+++ DATA SUPPLIED +++

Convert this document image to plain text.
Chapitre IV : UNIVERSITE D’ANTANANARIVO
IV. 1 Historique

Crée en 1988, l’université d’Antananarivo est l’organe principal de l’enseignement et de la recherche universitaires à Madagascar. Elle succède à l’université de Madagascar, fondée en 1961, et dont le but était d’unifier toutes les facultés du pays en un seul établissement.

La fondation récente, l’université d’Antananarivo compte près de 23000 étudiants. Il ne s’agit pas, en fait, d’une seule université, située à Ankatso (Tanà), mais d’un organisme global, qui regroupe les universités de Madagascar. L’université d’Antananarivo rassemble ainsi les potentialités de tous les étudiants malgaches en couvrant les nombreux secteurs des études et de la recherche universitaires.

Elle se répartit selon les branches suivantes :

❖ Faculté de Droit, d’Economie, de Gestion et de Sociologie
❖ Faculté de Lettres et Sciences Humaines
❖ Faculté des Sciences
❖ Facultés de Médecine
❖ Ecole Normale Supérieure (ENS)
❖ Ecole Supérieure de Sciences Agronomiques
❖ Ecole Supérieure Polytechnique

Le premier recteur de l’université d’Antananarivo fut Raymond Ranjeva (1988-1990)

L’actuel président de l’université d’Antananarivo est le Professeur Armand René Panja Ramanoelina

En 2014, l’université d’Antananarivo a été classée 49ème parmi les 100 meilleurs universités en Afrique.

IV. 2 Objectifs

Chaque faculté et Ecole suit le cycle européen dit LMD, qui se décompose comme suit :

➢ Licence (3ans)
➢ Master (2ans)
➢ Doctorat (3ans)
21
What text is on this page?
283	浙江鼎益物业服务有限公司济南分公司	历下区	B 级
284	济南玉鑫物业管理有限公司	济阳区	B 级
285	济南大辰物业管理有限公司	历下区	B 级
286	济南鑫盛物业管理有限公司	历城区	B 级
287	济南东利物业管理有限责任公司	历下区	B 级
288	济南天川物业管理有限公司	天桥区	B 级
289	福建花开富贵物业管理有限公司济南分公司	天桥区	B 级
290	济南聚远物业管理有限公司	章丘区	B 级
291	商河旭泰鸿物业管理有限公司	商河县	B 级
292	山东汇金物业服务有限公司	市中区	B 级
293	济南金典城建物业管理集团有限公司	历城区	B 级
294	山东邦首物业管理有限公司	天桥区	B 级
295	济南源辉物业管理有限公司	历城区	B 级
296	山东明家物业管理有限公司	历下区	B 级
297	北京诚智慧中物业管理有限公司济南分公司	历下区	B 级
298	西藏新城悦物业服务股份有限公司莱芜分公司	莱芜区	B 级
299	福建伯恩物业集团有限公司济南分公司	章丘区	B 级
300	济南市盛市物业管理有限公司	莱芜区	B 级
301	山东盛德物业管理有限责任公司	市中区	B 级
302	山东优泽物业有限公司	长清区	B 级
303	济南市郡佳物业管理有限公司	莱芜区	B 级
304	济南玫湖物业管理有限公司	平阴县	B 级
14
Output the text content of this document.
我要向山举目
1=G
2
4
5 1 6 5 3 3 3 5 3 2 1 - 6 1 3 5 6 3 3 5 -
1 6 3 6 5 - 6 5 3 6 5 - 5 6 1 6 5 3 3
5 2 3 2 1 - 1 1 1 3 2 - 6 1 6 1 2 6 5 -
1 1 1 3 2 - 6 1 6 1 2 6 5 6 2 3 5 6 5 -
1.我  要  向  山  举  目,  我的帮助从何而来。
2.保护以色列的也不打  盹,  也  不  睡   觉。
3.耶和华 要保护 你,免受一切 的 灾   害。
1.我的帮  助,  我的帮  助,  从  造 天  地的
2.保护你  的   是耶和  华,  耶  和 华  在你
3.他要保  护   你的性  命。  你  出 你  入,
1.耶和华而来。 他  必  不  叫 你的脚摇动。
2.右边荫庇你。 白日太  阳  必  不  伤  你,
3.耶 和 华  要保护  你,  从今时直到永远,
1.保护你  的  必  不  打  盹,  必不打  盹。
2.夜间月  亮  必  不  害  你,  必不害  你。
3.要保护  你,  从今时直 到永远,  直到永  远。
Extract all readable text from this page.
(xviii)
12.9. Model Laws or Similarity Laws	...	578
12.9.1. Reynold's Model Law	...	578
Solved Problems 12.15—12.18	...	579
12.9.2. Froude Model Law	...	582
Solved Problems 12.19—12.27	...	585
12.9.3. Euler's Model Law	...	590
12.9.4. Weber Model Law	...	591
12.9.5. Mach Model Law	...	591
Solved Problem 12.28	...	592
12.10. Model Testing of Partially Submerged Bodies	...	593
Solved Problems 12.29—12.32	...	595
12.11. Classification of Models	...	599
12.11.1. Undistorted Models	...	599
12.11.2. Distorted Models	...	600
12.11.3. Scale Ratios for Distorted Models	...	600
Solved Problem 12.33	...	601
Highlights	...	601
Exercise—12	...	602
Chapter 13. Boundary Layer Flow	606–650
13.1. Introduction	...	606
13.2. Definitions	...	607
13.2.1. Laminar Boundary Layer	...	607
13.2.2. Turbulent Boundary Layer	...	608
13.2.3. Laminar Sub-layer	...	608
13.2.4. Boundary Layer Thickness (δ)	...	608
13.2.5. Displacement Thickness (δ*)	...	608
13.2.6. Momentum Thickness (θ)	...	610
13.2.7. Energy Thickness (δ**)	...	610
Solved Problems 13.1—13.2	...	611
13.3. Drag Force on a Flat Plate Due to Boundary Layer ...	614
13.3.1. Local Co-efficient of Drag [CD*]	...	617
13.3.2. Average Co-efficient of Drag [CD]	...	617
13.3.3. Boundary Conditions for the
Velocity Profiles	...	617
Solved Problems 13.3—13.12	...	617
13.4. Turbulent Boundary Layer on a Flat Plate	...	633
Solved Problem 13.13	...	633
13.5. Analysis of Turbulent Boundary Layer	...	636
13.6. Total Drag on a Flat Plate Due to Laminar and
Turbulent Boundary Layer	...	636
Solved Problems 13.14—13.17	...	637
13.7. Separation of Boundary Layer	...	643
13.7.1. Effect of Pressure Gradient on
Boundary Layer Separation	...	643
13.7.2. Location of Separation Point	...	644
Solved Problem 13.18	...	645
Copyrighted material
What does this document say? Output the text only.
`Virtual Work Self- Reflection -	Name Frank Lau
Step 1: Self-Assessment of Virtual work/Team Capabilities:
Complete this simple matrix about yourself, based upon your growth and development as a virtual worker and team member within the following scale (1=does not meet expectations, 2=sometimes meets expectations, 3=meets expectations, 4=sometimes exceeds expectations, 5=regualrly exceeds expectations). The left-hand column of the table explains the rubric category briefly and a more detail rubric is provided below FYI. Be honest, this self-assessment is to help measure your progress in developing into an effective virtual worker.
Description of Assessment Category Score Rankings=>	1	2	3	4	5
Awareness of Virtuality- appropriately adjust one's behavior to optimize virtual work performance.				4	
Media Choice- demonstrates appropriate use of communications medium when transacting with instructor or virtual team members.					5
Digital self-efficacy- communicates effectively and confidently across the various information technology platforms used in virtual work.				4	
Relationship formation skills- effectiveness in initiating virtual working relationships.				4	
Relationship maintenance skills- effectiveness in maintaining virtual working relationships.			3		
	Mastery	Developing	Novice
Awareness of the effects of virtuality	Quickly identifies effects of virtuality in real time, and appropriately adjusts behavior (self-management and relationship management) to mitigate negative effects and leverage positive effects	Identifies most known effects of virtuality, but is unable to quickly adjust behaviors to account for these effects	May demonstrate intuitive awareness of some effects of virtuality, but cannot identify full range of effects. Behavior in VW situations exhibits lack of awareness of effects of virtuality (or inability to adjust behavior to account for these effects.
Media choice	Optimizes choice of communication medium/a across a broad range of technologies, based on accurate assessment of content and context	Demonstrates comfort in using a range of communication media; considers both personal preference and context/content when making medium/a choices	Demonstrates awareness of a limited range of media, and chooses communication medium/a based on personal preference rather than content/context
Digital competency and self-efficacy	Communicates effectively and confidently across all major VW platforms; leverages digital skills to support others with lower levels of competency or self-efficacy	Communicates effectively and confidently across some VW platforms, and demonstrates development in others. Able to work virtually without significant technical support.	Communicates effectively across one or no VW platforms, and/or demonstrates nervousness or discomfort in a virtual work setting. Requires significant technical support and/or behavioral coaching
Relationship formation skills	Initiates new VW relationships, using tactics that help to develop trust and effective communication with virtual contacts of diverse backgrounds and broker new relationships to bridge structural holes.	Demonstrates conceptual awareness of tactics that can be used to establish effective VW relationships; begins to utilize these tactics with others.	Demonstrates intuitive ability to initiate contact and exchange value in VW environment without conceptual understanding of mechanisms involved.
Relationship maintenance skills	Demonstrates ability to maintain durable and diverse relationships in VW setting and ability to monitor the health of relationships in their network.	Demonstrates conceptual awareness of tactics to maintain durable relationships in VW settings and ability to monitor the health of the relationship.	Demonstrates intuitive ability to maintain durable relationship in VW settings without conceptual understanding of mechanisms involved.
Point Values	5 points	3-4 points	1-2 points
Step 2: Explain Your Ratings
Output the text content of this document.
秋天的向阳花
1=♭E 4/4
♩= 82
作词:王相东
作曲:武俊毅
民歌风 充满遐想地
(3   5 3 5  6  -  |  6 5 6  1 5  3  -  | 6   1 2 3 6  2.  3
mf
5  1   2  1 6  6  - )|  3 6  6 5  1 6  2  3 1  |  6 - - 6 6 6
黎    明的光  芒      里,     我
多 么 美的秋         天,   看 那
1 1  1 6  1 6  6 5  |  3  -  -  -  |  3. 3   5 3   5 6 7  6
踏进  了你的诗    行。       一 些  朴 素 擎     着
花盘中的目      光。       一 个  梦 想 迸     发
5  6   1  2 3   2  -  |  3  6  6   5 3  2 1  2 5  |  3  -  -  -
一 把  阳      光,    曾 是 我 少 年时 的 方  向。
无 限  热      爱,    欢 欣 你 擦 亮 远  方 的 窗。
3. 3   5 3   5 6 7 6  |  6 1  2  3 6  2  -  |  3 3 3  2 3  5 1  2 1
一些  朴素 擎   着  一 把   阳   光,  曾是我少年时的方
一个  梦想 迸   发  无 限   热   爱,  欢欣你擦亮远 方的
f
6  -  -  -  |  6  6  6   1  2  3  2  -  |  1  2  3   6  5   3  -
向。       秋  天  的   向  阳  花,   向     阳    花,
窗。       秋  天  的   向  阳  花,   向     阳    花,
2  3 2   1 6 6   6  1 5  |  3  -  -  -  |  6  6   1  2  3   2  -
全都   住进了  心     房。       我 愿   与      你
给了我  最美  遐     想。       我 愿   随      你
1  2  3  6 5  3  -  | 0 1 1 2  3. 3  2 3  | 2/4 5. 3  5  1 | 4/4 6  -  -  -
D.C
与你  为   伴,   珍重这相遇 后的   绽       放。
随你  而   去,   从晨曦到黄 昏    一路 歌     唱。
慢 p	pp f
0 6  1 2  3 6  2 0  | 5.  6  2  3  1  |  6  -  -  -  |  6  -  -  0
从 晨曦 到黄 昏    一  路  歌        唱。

+++

## TASK GOAL
A line counts if it holds the word "Media". How many lines of the entries count? Give the number only.

## FULL SOLUTION
2